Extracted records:
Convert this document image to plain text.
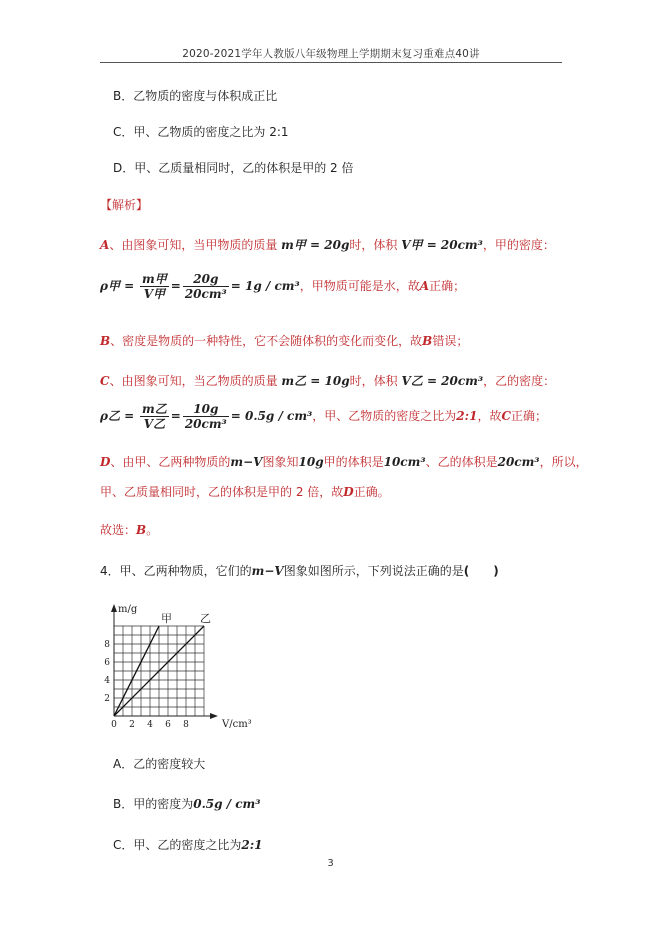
2020-2021学年人教版八年级物理上学期期末复习重难点40讲
B．乙物质的密度与体积成正比
C．甲、乙物质的密度之比为 2:1
D．甲、乙质量相同时，乙的体积是甲的 2 倍
【解析】
A、由图象可知，当甲物质的质量 m甲 = 20g时，体积 V甲 = 20cm³，甲的密度：
ρ甲 = $\frac{\text{m甲}}{\text{V甲}} = \frac{20g}{\text{20cm³}} = 1g / cm^3$，甲物质可能是水，故A正确；
B、密度是物质的一种特性，它不会随体积的变化而变化，故B错误；
C、由图象可知，当乙物质的质量 m乙 = 10g时，体积 V乙 = 20cm³，乙的密度：
ρ乙 = $\frac{\text{m乙}}{\text{V乙}} = \frac{10g}{\text{20cm³}} = 0.5g / cm^3$，甲、乙物质的密度之比为2:1，故C正确；
D、由甲、乙两种物质的m−V图象知10g甲的体积是10cm³、乙的体积是20cm³，所以，
甲、乙质量相同时，乙的体积是甲的 2 倍，故D正确。
故选：B。
4．甲、乙两种物质，它们的m−V图象如图所示，下列说法正确的是(　　)
0 2 4 6 8
2
4
6
8
m/g
V/cm³
甲	乙
A．乙的密度较大
B．甲的密度为0.5g / cm³
C．甲、乙的密度之比为2:1
3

- GIVEN REQUEST:
Do not include the images; transcribe the rest of the listing exactly.

- RESPONSE FOR THIS EXERCISE:
Convert this document image to plain text.
2020-2021学年人教版八年级物理上学期期末复习重难点40讲
B．乙物质的密度与体积成正比
C．甲、乙物质的密度之比为 2:1
D．甲、乙质量相同时，乙的体积是甲的 2 倍
【解析】
A、由图象可知，当甲物质的质量 m甲 = 20g时，体积 V甲 = 20cm³，甲的密度：
ρ甲 = $\frac{\text{m甲}}{\text{V甲}} = \frac{20g}{\text{20cm³}} = 1g / cm^3$，甲物质可能是水，故A正确；
B、密度是物质的一种特性，它不会随体积的变化而变化，故B错误；
C、由图象可知，当乙物质的质量 m乙 = 10g时，体积 V乙 = 20cm³，乙的密度：
ρ乙 = $\frac{\text{m乙}}{\text{V乙}} = \frac{10g}{\text{20cm³}} = 0.5g / cm^3$，甲、乙物质的密度之比为2:1，故C正确；
D、由甲、乙两种物质的m−V图象知10g甲的体积是10cm³、乙的体积是20cm³，所以，
甲、乙质量相同时，乙的体积是甲的 2 倍，故D正确。
故选：B。
4．甲、乙两种物质，它们的m−V图象如图所示，下列说法正确的是(　　)
0 2 4 6 8
2
4
6
8
m/g
V/cm³
甲	乙
A．乙的密度较大
B．甲的密度为0.5g / cm³
C．甲、乙的密度之比为2:1
3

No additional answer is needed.